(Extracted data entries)
********************
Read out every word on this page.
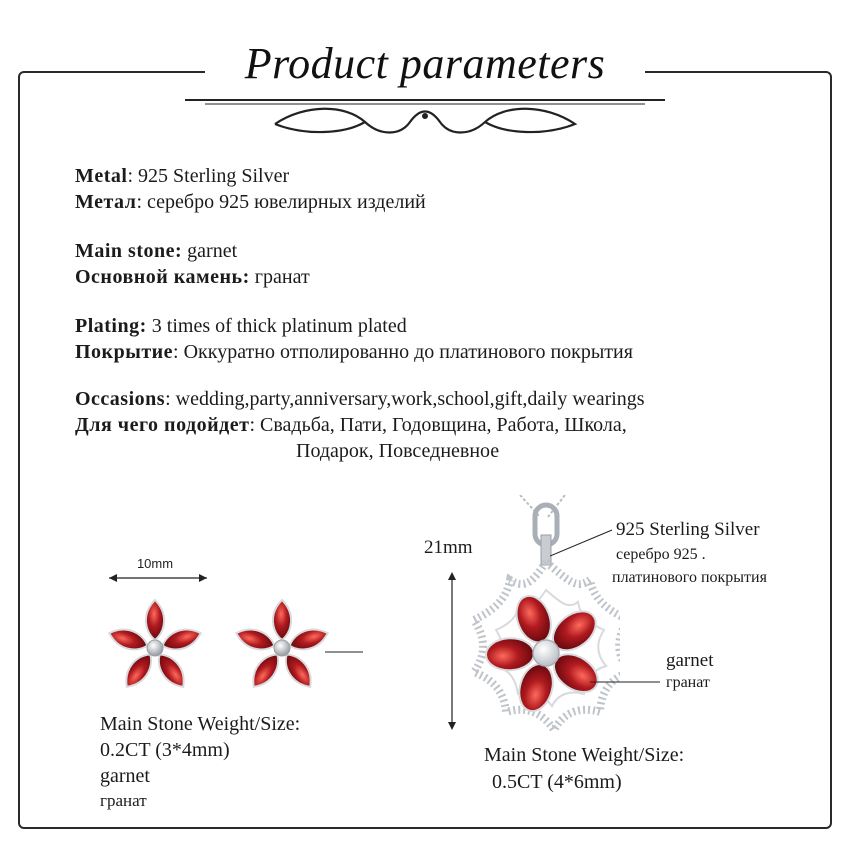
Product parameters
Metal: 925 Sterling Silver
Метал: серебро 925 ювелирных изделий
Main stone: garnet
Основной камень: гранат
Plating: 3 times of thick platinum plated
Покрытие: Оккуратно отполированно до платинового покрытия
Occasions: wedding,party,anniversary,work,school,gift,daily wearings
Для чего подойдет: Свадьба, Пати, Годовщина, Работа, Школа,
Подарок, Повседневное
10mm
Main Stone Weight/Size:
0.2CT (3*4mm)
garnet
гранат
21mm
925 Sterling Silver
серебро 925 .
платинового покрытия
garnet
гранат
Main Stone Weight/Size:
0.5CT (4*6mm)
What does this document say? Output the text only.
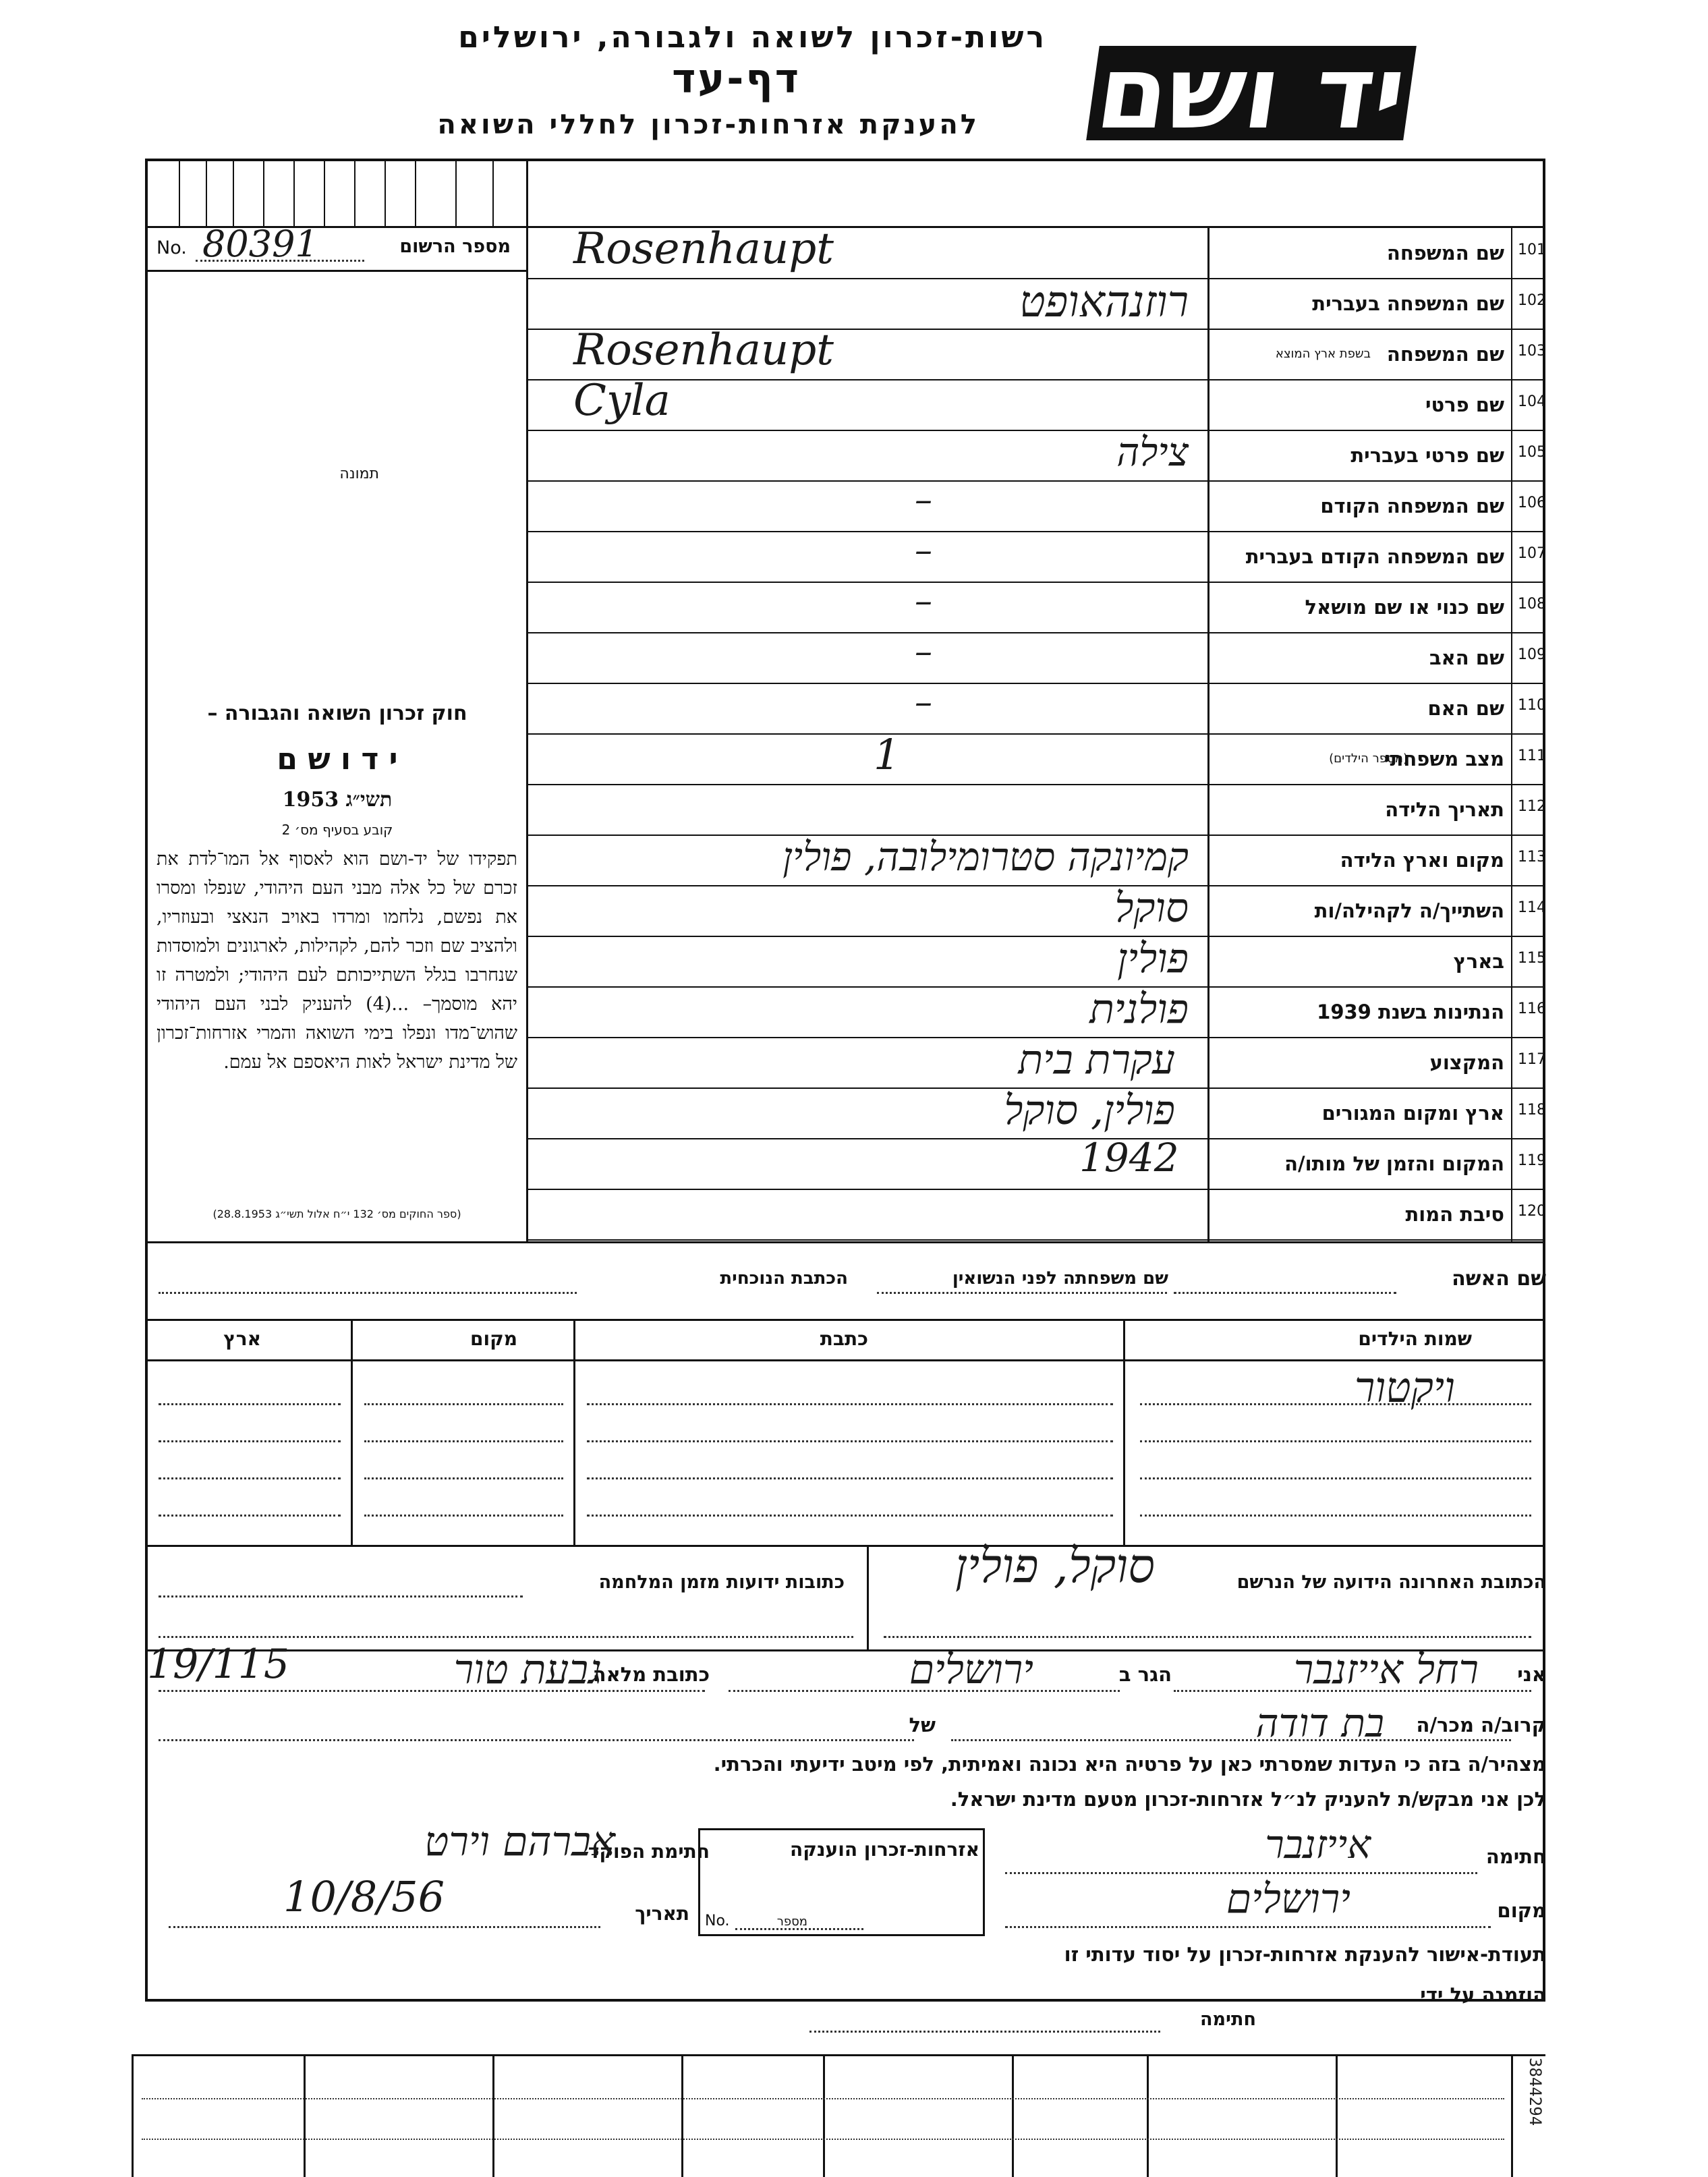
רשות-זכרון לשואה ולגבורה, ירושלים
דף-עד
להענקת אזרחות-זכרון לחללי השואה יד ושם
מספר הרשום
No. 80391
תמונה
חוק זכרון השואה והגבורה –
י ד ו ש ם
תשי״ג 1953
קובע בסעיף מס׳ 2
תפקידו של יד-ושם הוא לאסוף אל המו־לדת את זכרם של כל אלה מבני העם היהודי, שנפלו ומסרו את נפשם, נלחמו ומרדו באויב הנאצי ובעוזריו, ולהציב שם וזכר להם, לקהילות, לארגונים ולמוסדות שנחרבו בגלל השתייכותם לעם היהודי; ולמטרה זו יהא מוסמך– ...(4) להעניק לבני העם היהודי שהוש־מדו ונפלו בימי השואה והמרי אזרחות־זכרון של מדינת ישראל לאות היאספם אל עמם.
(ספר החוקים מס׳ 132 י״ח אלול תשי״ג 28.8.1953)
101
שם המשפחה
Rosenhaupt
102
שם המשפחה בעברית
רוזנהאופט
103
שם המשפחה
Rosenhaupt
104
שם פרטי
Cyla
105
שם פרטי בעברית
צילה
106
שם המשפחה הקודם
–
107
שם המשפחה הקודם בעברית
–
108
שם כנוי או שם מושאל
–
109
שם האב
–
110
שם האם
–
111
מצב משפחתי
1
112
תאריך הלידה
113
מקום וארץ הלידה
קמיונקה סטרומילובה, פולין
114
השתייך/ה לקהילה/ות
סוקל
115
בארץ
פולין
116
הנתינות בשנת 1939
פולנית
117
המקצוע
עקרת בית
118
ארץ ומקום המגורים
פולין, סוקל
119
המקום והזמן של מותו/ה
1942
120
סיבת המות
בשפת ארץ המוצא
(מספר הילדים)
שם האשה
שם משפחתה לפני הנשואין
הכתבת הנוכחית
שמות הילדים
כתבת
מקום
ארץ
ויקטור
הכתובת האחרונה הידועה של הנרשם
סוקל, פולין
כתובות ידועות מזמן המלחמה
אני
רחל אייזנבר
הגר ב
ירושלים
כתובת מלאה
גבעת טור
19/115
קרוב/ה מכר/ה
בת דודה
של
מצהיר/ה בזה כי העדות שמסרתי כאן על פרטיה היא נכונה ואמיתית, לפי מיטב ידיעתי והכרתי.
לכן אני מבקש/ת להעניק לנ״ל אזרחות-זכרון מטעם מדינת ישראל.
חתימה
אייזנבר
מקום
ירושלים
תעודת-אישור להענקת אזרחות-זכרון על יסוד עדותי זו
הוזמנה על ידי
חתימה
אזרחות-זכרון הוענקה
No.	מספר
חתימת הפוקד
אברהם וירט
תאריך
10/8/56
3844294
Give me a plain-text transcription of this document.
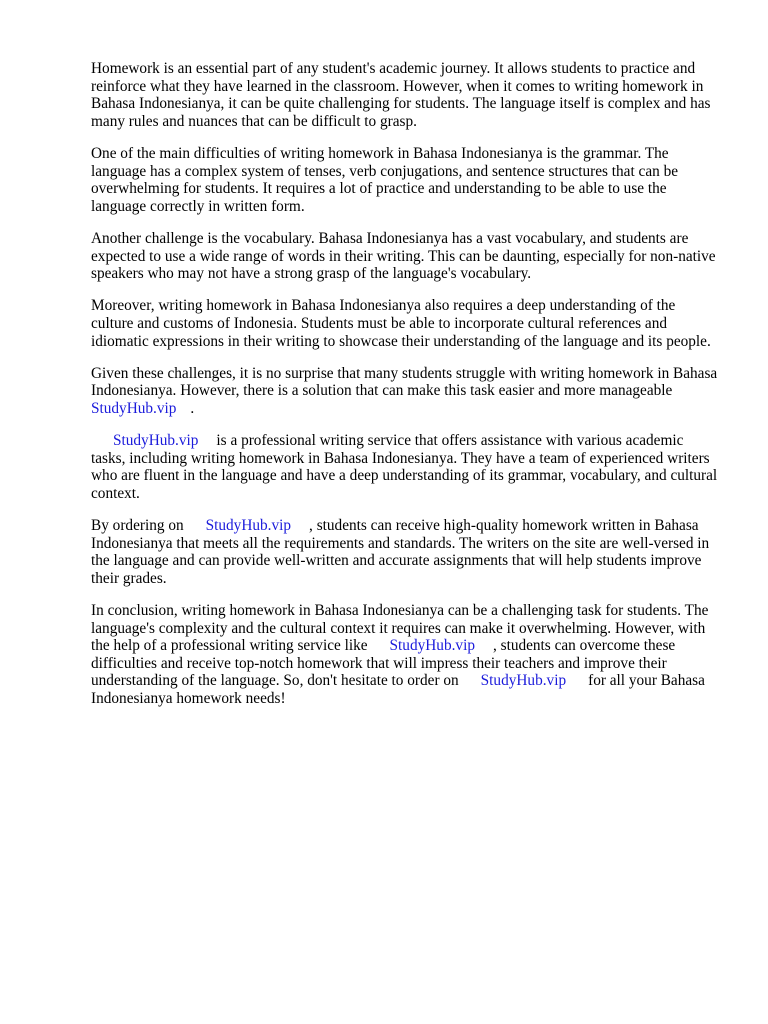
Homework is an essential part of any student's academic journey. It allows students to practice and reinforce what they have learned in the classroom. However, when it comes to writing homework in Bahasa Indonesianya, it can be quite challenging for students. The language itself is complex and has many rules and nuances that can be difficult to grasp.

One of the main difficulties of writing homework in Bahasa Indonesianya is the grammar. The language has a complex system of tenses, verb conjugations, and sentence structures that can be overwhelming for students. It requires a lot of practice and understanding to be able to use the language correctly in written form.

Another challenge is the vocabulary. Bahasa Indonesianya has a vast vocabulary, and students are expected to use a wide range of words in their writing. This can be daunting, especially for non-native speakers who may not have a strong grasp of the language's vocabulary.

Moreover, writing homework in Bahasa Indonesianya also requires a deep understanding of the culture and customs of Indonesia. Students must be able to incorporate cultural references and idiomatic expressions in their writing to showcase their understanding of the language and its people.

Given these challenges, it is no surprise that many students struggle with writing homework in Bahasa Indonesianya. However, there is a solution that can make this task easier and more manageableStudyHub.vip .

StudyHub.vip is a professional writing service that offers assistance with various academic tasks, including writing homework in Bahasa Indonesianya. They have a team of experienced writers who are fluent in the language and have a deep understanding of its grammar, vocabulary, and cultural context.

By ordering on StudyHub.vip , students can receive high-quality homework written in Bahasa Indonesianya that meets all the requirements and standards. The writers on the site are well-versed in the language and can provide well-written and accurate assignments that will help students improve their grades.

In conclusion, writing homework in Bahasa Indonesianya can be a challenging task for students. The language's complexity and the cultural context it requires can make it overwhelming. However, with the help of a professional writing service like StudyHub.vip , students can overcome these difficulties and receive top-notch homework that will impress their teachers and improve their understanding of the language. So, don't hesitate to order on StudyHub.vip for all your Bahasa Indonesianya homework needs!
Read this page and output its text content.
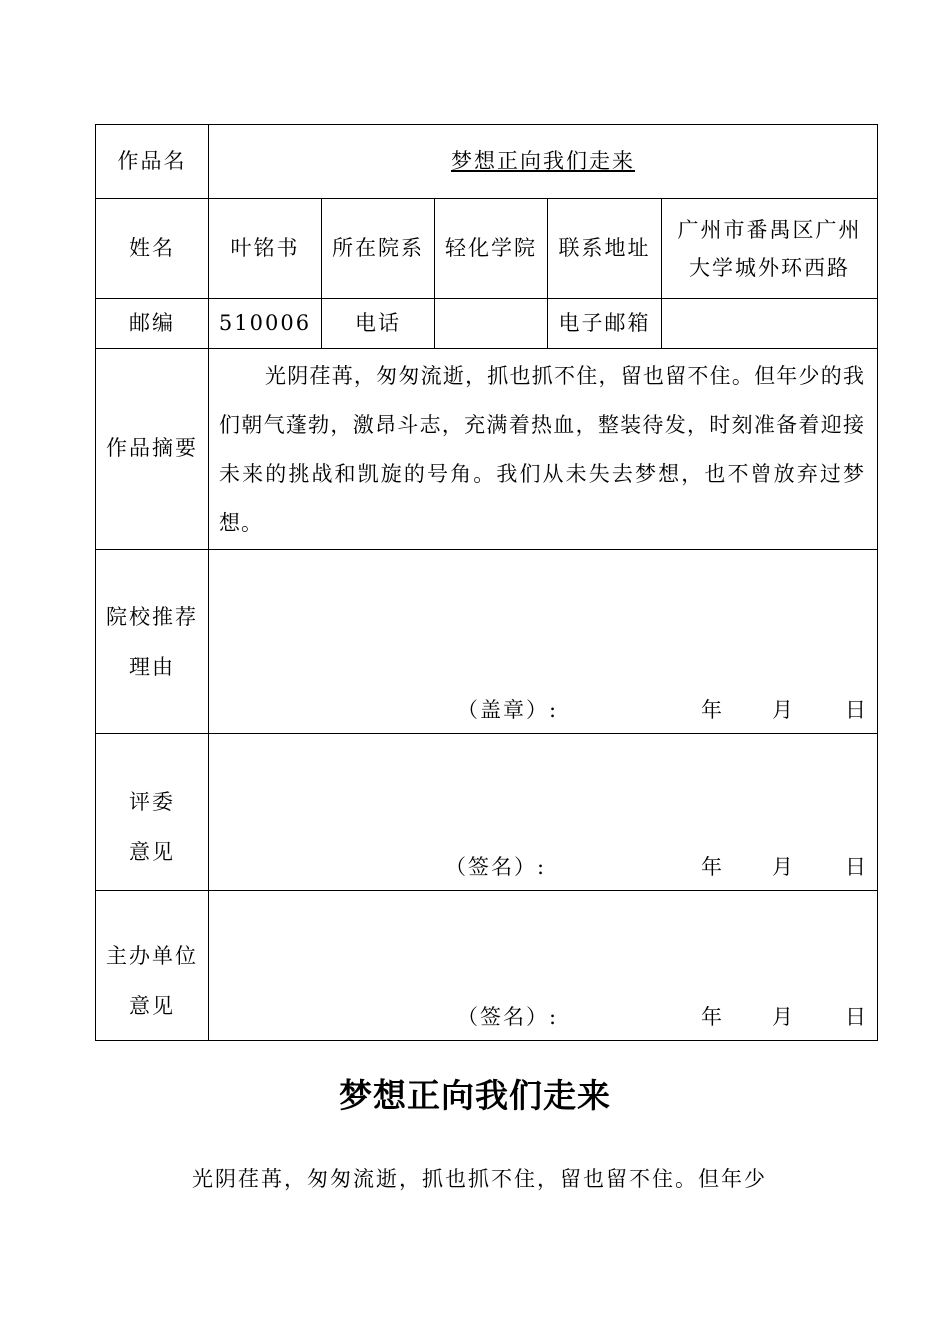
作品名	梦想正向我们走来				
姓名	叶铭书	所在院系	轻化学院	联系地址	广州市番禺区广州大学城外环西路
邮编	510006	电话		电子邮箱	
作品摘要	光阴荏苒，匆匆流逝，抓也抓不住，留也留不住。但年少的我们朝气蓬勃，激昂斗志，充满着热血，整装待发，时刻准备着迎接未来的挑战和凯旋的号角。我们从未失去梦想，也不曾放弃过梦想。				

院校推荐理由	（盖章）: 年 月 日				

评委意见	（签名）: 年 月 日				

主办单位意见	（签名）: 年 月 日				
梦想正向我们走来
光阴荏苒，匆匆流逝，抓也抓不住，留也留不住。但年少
********************
Goal: Reproduce the whole listing word for word, setting aside any pictures.

Completed exercise:
Read out every word on this page.
Product parameters
Metal: 925 Sterling Silver
Метал: серебро 925 ювелирных изделий
Main stone: garnet
Основной камень: гранат
Plating: 3 times of thick platinum plated
Покрытие: Оккуратно отполированно до платинового покрытия
Occasions: wedding,party,anniversary,work,school,gift,daily wearings
Для чего подойдет: Свадьба, Пати, Годовщина, Работа, Школа,
Подарок, Повседневное
10mm
Main Stone Weight/Size:
0.2CT (3*4mm)
garnet
гранат
21mm
925 Sterling Silver
серебро 925 .
платинового покрытия
garnet
гранат
Main Stone Weight/Size:
0.5CT (4*6mm)
What does this document say? Output the text only.
רשות-זכרון לשואה ולגבורה, ירושלים
דף-עד
להענקת אזרחות-זכרון לחללי השואה יד ושם
מספר הרשום
No. 80391
תמונה
חוק זכרון השואה והגבורה –
י ד ו ש ם
תשי״ג 1953
קובע בסעיף מס׳ 2
תפקידו של יד-ושם הוא לאסוף אל המו־לדת את זכרם של כל אלה מבני העם היהודי, שנפלו ומסרו את נפשם, נלחמו ומרדו באויב הנאצי ובעוזריו, ולהציב שם וזכר להם, לקהילות, לארגונים ולמוסדות שנחרבו בגלל השתייכותם לעם היהודי; ולמטרה זו יהא מוסמך– ...(4) להעניק לבני העם היהודי שהוש־מדו ונפלו בימי השואה והמרי אזרחות־זכרון של מדינת ישראל לאות היאספם אל עמם.
(ספר החוקים מס׳ 132 י״ח אלול תשי״ג 28.8.1953)
101
שם המשפחה
Rosenhaupt
102
שם המשפחה בעברית
רוזנהאופט
103
שם המשפחה
Rosenhaupt
104
שם פרטי
Cyla
105
שם פרטי בעברית
צילה
106
שם המשפחה הקודם
–
107
שם המשפחה הקודם בעברית
–
108
שם כנוי או שם מושאל
–
109
שם האב
–
110
שם האם
–
111
מצב משפחתי
1
112
תאריך הלידה
113
מקום וארץ הלידה
קמיונקה סטרומילובה, פולין
114
השתייך/ה לקהילה/ות
סוקל
115
בארץ
פולין
116
הנתינות בשנת 1939
פולנית
117
המקצוע
עקרת בית
118
ארץ ומקום המגורים
פולין, סוקל
119
המקום והזמן של מותו/ה
1942
120
סיבת המות
בשפת ארץ המוצא
(מספר הילדים)
שם האשה
שם משפחתה לפני הנשואין
הכתבת הנוכחית
שמות הילדים
כתבת
מקום
ארץ
ויקטור
הכתובת האחרונה הידועה של הנרשם
סוקל, פולין
כתובות ידועות מזמן המלחמה
אני
רחל אייזנבר
הגר ב
ירושלים
כתובת מלאה
גבעת טור
19/115
קרוב/ה מכר/ה
בת דודה
של
מצהיר/ה בזה כי העדות שמסרתי כאן על פרטיה היא נכונה ואמיתית, לפי מיטב ידיעתי והכרתי.
לכן אני מבקש/ת להעניק לנ״ל אזרחות-זכרון מטעם מדינת ישראל.
חתימה
אייזנבר
מקום
ירושלים
תעודת-אישור להענקת אזרחות-זכרון על יסוד עדותי זו
הוזמנה על ידי
חתימה
אזרחות-זכרון הוענקה
No.	מספר
חתימת הפוקד
אברהם וירט
תאריך
10/8/56
3844294
Give me a plain-text transcription of this document.
Homework is an essential part of any student's academic journey. It allows students to practice and reinforce what they have learned in the classroom. However, when it comes to writing homework in Bahasa Indonesianya, it can be quite challenging for students. The language itself is complex and has many rules and nuances that can be difficult to grasp.

One of the main difficulties of writing homework in Bahasa Indonesianya is the grammar. The language has a complex system of tenses, verb conjugations, and sentence structures that can be overwhelming for students. It requires a lot of practice and understanding to be able to use the language correctly in written form.

Another challenge is the vocabulary. Bahasa Indonesianya has a vast vocabulary, and students are expected to use a wide range of words in their writing. This can be daunting, especially for non-native speakers who may not have a strong grasp of the language's vocabulary.

Moreover, writing homework in Bahasa Indonesianya also requires a deep understanding of the culture and customs of Indonesia. Students must be able to incorporate cultural references and idiomatic expressions in their writing to showcase their understanding of the language and its people.

Given these challenges, it is no surprise that many students struggle with writing homework in Bahasa Indonesianya. However, there is a solution that can make this task easier and more manageableStudyHub.vip .

StudyHub.vip is a professional writing service that offers assistance with various academic tasks, including writing homework in Bahasa Indonesianya. They have a team of experienced writers who are fluent in the language and have a deep understanding of its grammar, vocabulary, and cultural context.

By ordering on StudyHub.vip , students can receive high-quality homework written in Bahasa Indonesianya that meets all the requirements and standards. The writers on the site are well-versed in the language and can provide well-written and accurate assignments that will help students improve their grades.

In conclusion, writing homework in Bahasa Indonesianya can be a challenging task for students. The language's complexity and the cultural context it requires can make it overwhelming. However, with the help of a professional writing service like StudyHub.vip , students can overcome these difficulties and receive top-notch homework that will impress their teachers and improve their understanding of the language. So, don't hesitate to order on StudyHub.vip for all your Bahasa Indonesianya homework needs!
Read this page and output its text content.
作品名	梦想正向我们走来				
姓名	叶铭书	所在院系	轻化学院	联系地址	广州市番禺区广州大学城外环西路
邮编	510006	电话		电子邮箱	
作品摘要	光阴荏苒，匆匆流逝，抓也抓不住，留也留不住。但年少的我们朝气蓬勃，激昂斗志，充满着热血，整装待发，时刻准备着迎接未来的挑战和凯旋的号角。我们从未失去梦想，也不曾放弃过梦想。				

院校推荐理由	（盖章）: 年 月 日				

评委意见	（签名）: 年 月 日				

主办单位意见	（签名）: 年 月 日				
梦想正向我们走来
光阴荏苒，匆匆流逝，抓也抓不住，留也留不住。但年少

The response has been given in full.